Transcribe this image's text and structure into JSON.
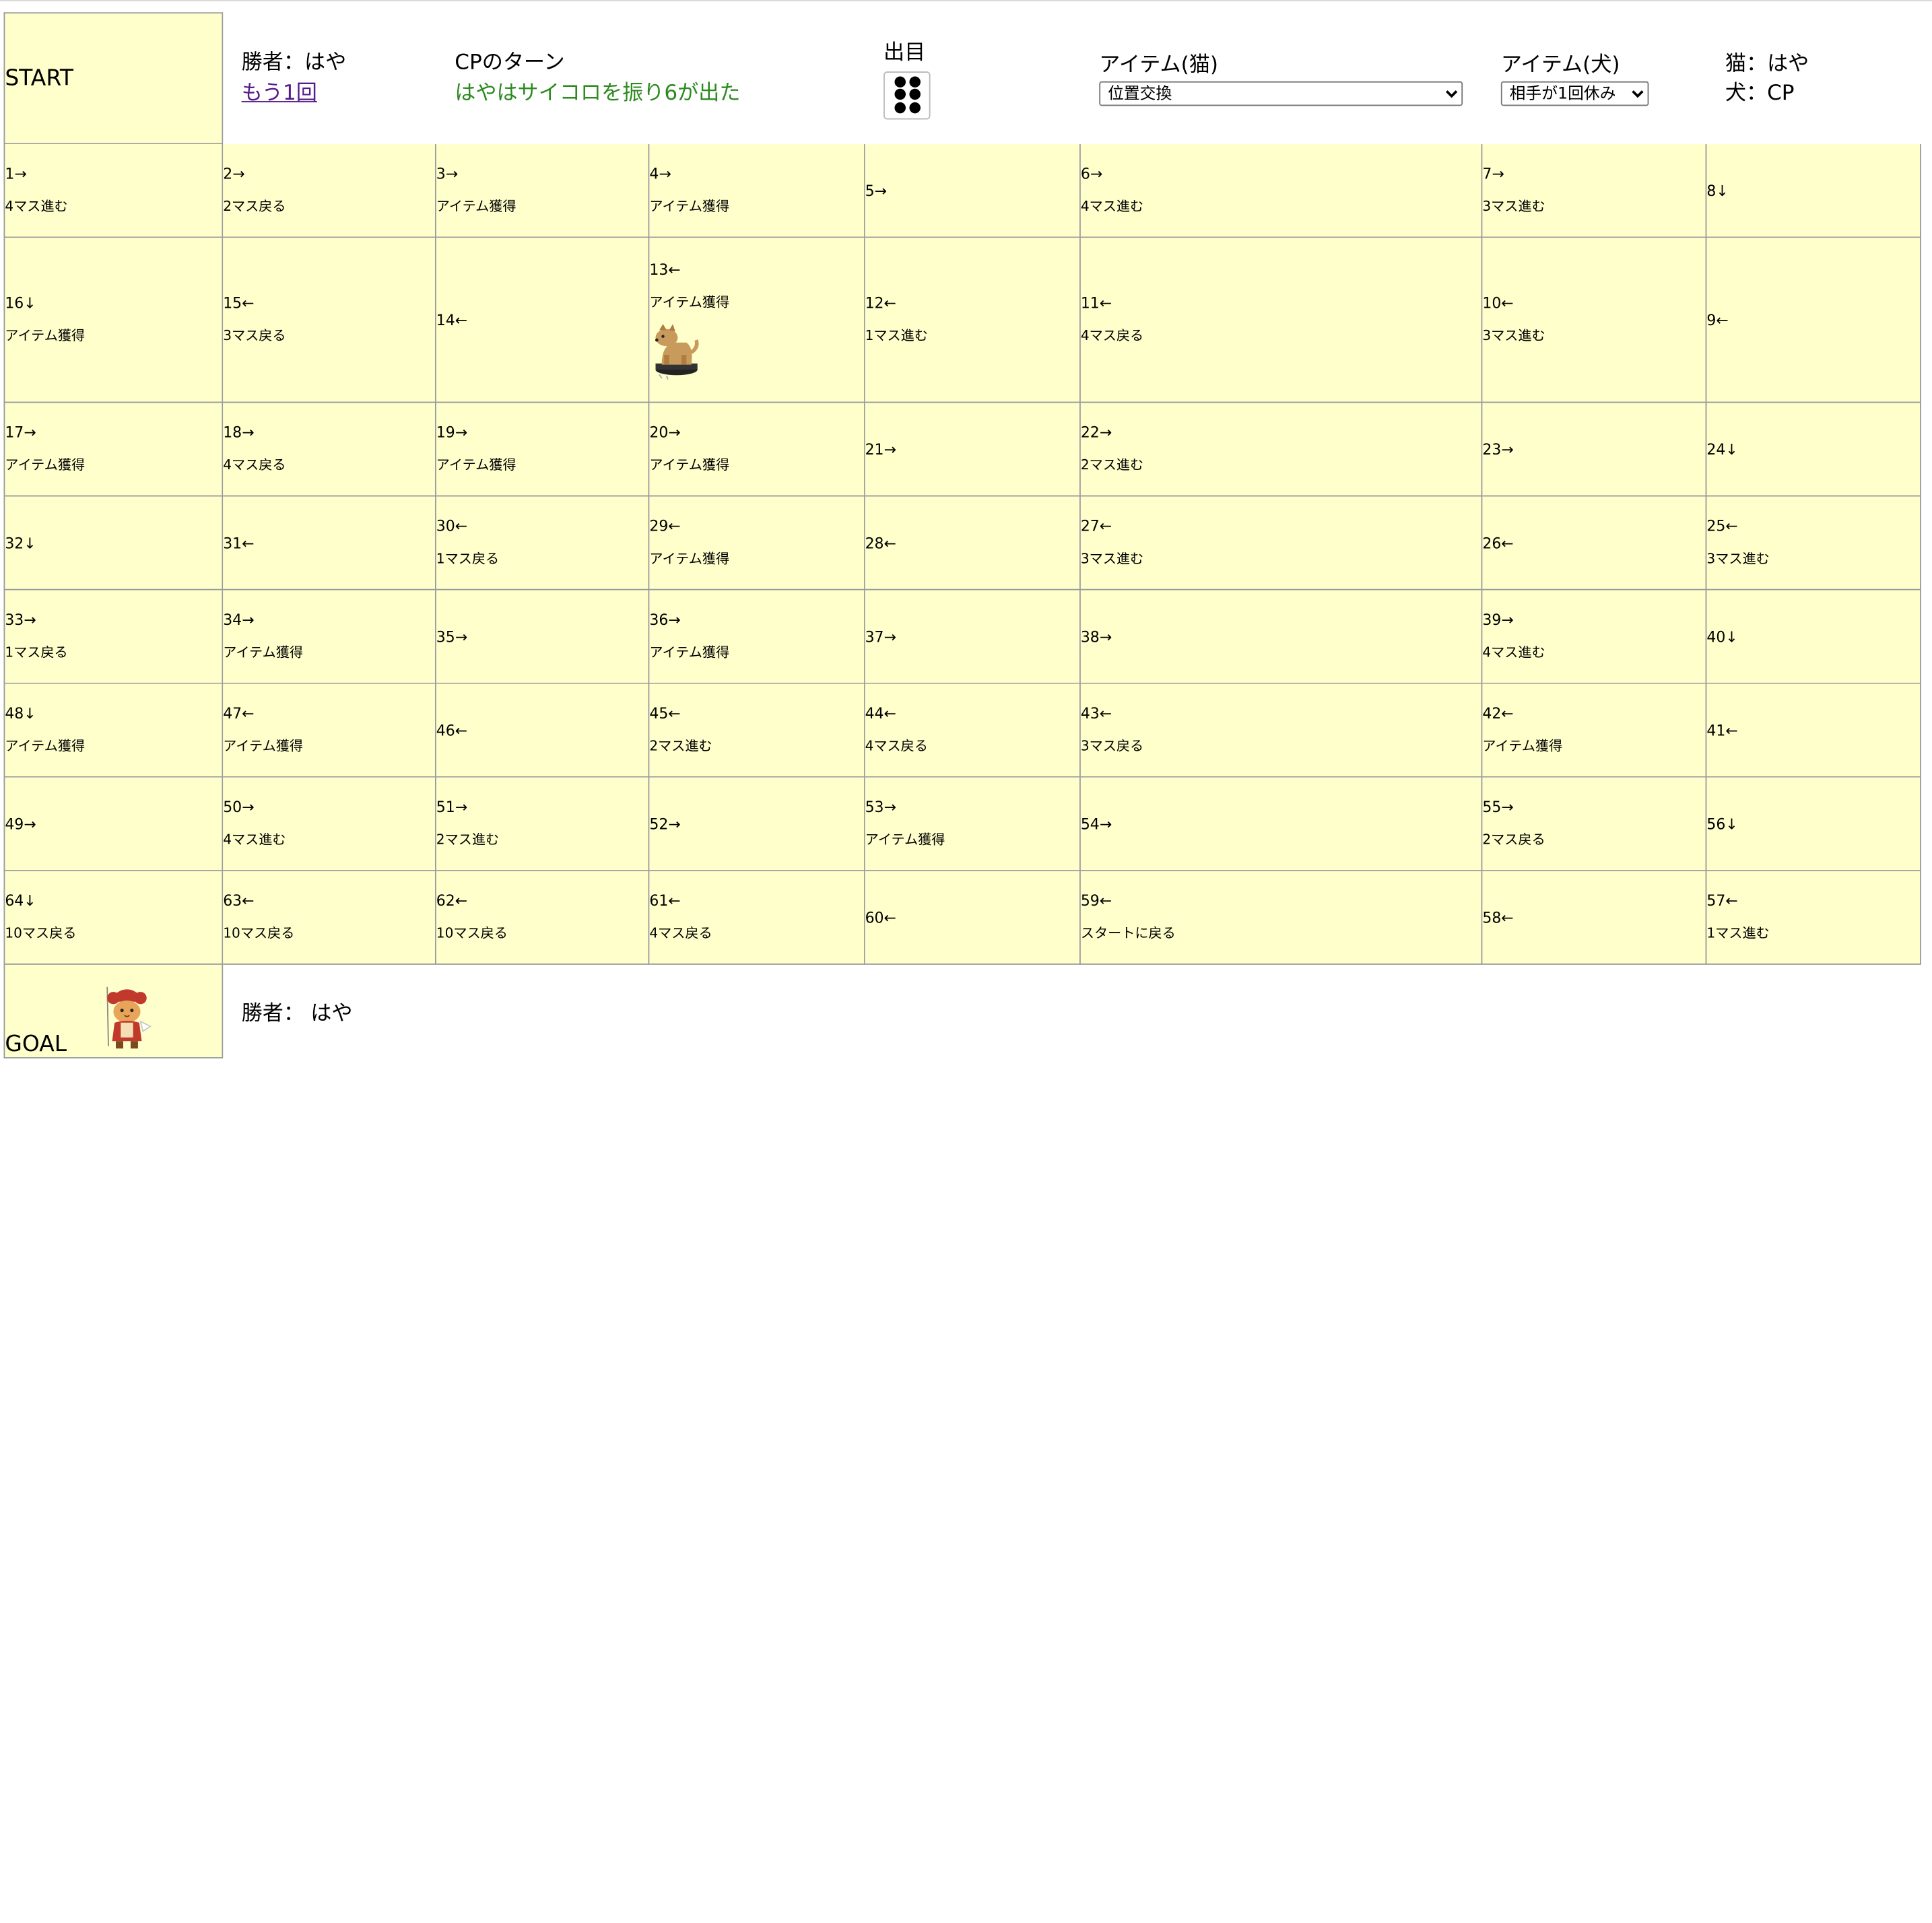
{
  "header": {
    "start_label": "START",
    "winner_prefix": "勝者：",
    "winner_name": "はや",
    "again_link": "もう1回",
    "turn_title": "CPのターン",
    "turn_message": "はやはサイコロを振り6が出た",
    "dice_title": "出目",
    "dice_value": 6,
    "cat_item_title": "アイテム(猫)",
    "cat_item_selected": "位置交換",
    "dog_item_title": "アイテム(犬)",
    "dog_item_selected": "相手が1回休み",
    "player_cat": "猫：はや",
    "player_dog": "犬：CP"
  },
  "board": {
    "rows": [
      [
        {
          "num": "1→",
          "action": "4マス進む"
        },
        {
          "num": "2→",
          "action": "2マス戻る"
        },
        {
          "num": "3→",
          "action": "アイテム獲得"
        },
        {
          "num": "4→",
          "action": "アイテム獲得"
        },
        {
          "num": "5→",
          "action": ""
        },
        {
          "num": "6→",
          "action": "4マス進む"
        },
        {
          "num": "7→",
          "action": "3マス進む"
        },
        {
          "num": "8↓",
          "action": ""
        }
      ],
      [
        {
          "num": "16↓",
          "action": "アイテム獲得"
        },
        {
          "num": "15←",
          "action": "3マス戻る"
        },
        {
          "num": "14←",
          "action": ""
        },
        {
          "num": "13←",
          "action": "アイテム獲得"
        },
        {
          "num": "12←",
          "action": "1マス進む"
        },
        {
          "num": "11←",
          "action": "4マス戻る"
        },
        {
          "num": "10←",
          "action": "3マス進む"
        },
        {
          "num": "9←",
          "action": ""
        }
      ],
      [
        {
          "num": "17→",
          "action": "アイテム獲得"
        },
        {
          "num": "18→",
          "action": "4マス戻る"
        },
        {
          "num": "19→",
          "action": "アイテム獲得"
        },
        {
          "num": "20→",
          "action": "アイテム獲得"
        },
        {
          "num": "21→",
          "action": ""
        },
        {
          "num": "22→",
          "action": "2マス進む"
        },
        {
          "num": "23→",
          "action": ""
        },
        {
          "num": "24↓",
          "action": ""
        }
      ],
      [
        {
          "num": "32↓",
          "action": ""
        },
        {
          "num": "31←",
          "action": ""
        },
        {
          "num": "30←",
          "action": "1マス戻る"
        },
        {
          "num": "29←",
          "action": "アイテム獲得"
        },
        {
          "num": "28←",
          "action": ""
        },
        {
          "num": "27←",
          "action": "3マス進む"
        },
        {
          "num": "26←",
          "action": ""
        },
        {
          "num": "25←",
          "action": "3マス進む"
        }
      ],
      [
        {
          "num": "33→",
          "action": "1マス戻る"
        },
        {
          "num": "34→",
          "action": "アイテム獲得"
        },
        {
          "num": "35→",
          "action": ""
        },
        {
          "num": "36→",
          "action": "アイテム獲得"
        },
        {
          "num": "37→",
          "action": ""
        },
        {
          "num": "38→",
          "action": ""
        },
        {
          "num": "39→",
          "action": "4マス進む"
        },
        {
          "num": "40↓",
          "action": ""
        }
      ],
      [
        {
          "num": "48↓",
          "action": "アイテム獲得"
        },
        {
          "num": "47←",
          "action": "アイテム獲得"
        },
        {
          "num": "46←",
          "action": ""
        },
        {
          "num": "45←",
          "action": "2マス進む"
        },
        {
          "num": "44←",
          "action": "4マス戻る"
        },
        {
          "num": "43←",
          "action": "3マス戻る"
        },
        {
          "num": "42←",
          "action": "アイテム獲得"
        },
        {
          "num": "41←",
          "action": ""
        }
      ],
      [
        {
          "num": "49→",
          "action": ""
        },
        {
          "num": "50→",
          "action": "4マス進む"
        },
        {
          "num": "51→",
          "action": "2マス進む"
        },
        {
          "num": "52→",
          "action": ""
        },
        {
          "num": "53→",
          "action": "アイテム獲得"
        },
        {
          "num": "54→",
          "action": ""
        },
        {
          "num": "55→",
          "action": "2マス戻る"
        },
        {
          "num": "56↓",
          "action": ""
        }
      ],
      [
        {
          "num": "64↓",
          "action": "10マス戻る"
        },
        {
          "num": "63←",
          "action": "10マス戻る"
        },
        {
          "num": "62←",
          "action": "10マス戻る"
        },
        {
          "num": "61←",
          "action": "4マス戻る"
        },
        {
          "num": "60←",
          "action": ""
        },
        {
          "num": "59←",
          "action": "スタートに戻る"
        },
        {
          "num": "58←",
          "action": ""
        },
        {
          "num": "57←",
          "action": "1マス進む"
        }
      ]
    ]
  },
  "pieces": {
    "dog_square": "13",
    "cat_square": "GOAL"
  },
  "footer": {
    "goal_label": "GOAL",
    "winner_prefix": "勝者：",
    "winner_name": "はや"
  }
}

◆ What you should do ◆
All the lines above are to be given again exactly as they read, with the pictures removed.

◆ Correct response ◆
Transcribe this image's text and structure into JSON.
{
  "header": {
    "start_label": "START",
    "winner_prefix": "勝者：",
    "winner_name": "はや",
    "again_link": "もう1回",
    "turn_title": "CPのターン",
    "turn_message": "はやはサイコロを振り6が出た",
    "dice_title": "出目",
    "dice_value": 6,
    "cat_item_title": "アイテム(猫)",
    "cat_item_selected": "位置交換",
    "dog_item_title": "アイテム(犬)",
    "dog_item_selected": "相手が1回休み",
    "player_cat": "猫：はや",
    "player_dog": "犬：CP"
  },
  "board": {
    "rows": [
      [
        {
          "num": "1→",
          "action": "4マス進む"
        },
        {
          "num": "2→",
          "action": "2マス戻る"
        },
        {
          "num": "3→",
          "action": "アイテム獲得"
        },
        {
          "num": "4→",
          "action": "アイテム獲得"
        },
        {
          "num": "5→",
          "action": ""
        },
        {
          "num": "6→",
          "action": "4マス進む"
        },
        {
          "num": "7→",
          "action": "3マス進む"
        },
        {
          "num": "8↓",
          "action": ""
        }
      ],
      [
        {
          "num": "16↓",
          "action": "アイテム獲得"
        },
        {
          "num": "15←",
          "action": "3マス戻る"
        },
        {
          "num": "14←",
          "action": ""
        },
        {
          "num": "13←",
          "action": "アイテム獲得"
        },
        {
          "num": "12←",
          "action": "1マス進む"
        },
        {
          "num": "11←",
          "action": "4マス戻る"
        },
        {
          "num": "10←",
          "action": "3マス進む"
        },
        {
          "num": "9←",
          "action": ""
        }
      ],
      [
        {
          "num": "17→",
          "action": "アイテム獲得"
        },
        {
          "num": "18→",
          "action": "4マス戻る"
        },
        {
          "num": "19→",
          "action": "アイテム獲得"
        },
        {
          "num": "20→",
          "action": "アイテム獲得"
        },
        {
          "num": "21→",
          "action": ""
        },
        {
          "num": "22→",
          "action": "2マス進む"
        },
        {
          "num": "23→",
          "action": ""
        },
        {
          "num": "24↓",
          "action": ""
        }
      ],
      [
        {
          "num": "32↓",
          "action": ""
        },
        {
          "num": "31←",
          "action": ""
        },
        {
          "num": "30←",
          "action": "1マス戻る"
        },
        {
          "num": "29←",
          "action": "アイテム獲得"
        },
        {
          "num": "28←",
          "action": ""
        },
        {
          "num": "27←",
          "action": "3マス進む"
        },
        {
          "num": "26←",
          "action": ""
        },
        {
          "num": "25←",
          "action": "3マス進む"
        }
      ],
      [
        {
          "num": "33→",
          "action": "1マス戻る"
        },
        {
          "num": "34→",
          "action": "アイテム獲得"
        },
        {
          "num": "35→",
          "action": ""
        },
        {
          "num": "36→",
          "action": "アイテム獲得"
        },
        {
          "num": "37→",
          "action": ""
        },
        {
          "num": "38→",
          "action": ""
        },
        {
          "num": "39→",
          "action": "4マス進む"
        },
        {
          "num": "40↓",
          "action": ""
        }
      ],
      [
        {
          "num": "48↓",
          "action": "アイテム獲得"
        },
        {
          "num": "47←",
          "action": "アイテム獲得"
        },
        {
          "num": "46←",
          "action": ""
        },
        {
          "num": "45←",
          "action": "2マス進む"
        },
        {
          "num": "44←",
          "action": "4マス戻る"
        },
        {
          "num": "43←",
          "action": "3マス戻る"
        },
        {
          "num": "42←",
          "action": "アイテム獲得"
        },
        {
          "num": "41←",
          "action": ""
        }
      ],
      [
        {
          "num": "49→",
          "action": ""
        },
        {
          "num": "50→",
          "action": "4マス進む"
        },
        {
          "num": "51→",
          "action": "2マス進む"
        },
        {
          "num": "52→",
          "action": ""
        },
        {
          "num": "53→",
          "action": "アイテム獲得"
        },
        {
          "num": "54→",
          "action": ""
        },
        {
          "num": "55→",
          "action": "2マス戻る"
        },
        {
          "num": "56↓",
          "action": ""
        }
      ],
      [
        {
          "num": "64↓",
          "action": "10マス戻る"
        },
        {
          "num": "63←",
          "action": "10マス戻る"
        },
        {
          "num": "62←",
          "action": "10マス戻る"
        },
        {
          "num": "61←",
          "action": "4マス戻る"
        },
        {
          "num": "60←",
          "action": ""
        },
        {
          "num": "59←",
          "action": "スタートに戻る"
        },
        {
          "num": "58←",
          "action": ""
        },
        {
          "num": "57←",
          "action": "1マス進む"
        }
      ]
    ]
  },
  "pieces": {
    "dog_square": "13",
    "cat_square": "GOAL"
  },
  "footer": {
    "goal_label": "GOAL",
    "winner_prefix": "勝者：",
    "winner_name": "はや"
  }
}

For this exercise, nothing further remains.